# Extracted records
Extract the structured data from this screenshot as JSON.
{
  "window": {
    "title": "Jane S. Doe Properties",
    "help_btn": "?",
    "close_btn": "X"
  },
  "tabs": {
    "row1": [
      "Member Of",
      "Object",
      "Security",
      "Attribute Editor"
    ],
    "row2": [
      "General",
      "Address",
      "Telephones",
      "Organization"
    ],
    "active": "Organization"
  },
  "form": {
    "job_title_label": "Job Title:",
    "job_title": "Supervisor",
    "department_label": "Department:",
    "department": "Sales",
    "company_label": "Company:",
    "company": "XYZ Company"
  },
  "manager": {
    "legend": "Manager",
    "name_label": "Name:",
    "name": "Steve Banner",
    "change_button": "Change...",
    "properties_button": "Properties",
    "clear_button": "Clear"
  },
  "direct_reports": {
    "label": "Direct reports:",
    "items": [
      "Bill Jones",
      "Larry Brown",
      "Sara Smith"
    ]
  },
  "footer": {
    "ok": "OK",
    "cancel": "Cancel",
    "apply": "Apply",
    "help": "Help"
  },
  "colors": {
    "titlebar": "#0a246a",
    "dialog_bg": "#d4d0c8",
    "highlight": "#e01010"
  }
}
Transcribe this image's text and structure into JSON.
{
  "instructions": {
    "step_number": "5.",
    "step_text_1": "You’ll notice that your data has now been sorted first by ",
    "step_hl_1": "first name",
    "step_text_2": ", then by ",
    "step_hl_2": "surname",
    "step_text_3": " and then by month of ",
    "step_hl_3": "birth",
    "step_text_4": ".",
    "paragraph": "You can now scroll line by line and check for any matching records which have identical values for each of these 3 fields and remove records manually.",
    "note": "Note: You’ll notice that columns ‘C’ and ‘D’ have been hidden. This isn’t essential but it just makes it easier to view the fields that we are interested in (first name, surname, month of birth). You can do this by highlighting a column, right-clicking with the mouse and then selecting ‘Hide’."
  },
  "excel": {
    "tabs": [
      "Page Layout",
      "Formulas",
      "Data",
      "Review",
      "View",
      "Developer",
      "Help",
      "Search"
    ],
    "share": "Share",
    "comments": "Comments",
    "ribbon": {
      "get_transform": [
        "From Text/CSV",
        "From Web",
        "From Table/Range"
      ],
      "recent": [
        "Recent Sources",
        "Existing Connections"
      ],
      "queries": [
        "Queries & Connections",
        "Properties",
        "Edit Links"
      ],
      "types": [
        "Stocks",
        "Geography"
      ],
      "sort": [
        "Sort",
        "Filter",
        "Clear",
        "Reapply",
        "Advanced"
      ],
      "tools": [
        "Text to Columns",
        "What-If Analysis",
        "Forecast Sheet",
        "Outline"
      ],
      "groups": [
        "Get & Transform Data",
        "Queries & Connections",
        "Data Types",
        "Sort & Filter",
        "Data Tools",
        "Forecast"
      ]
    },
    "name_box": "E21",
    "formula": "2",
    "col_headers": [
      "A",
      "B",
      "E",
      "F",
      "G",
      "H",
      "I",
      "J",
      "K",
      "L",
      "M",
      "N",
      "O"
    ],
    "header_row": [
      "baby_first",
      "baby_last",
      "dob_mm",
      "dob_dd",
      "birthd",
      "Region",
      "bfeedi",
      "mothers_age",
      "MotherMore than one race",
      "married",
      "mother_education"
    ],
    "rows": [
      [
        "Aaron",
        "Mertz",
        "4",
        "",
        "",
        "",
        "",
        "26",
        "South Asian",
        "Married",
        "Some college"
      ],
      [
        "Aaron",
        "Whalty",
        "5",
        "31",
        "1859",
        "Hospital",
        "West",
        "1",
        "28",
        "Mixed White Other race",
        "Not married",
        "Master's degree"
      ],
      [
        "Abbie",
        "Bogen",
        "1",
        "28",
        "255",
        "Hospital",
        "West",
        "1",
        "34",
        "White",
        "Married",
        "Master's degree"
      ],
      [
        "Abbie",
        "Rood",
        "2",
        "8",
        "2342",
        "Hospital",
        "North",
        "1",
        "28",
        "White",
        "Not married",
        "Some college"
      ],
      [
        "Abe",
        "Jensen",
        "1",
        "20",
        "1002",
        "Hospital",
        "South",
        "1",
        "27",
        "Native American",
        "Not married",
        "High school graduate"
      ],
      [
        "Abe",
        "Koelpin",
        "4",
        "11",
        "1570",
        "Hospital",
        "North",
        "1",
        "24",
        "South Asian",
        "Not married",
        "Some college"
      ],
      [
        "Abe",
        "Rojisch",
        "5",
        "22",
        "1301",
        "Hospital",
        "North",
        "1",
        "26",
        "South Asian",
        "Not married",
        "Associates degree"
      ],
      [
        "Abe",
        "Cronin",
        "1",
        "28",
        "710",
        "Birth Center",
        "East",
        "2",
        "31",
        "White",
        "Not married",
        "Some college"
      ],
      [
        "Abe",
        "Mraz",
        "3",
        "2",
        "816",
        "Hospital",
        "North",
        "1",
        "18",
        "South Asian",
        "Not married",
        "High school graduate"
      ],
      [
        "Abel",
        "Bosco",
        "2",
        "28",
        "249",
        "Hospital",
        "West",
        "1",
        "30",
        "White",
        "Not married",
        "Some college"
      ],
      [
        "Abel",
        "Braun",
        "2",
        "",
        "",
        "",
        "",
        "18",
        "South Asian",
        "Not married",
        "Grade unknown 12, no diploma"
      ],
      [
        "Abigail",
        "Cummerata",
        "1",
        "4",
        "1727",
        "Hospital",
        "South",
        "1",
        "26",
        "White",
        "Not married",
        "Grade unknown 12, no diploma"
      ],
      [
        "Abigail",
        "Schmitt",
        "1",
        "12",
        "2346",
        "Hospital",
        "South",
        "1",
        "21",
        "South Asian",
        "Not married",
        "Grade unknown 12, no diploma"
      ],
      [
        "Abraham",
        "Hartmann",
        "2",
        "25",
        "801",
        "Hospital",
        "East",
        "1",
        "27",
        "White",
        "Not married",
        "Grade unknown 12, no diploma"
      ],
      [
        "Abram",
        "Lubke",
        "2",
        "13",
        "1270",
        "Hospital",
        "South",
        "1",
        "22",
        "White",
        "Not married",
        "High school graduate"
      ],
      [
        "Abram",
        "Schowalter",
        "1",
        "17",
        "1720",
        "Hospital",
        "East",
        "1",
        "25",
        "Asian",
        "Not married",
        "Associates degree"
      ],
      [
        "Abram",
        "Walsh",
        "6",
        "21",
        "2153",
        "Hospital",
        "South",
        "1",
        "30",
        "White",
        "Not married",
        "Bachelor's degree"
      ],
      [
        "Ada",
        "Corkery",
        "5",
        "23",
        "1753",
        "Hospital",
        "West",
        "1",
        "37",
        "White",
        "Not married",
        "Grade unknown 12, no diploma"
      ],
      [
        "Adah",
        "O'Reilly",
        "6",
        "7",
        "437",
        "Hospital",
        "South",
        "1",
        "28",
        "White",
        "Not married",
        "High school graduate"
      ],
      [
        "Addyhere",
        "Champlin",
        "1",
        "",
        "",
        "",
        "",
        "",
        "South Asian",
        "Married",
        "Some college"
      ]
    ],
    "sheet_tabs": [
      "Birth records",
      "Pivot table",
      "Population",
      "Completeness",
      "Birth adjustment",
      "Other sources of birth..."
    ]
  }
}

# Your task
Look over the records above and copy each line that includes the string "this".

# Output of the exercise
Extract the structured data from this screenshot as JSON.
Transcribe this image's text and structure into JSON.
    "note": "Note: You’ll notice that columns ‘C’ and ‘D’ have been hidden. This isn’t essential but it just makes it easier to view the fields that we are interested in (first name, surname, month of birth). You can do this by highlighting a column, right-clicking with the mouse and then selecting ‘Hide’."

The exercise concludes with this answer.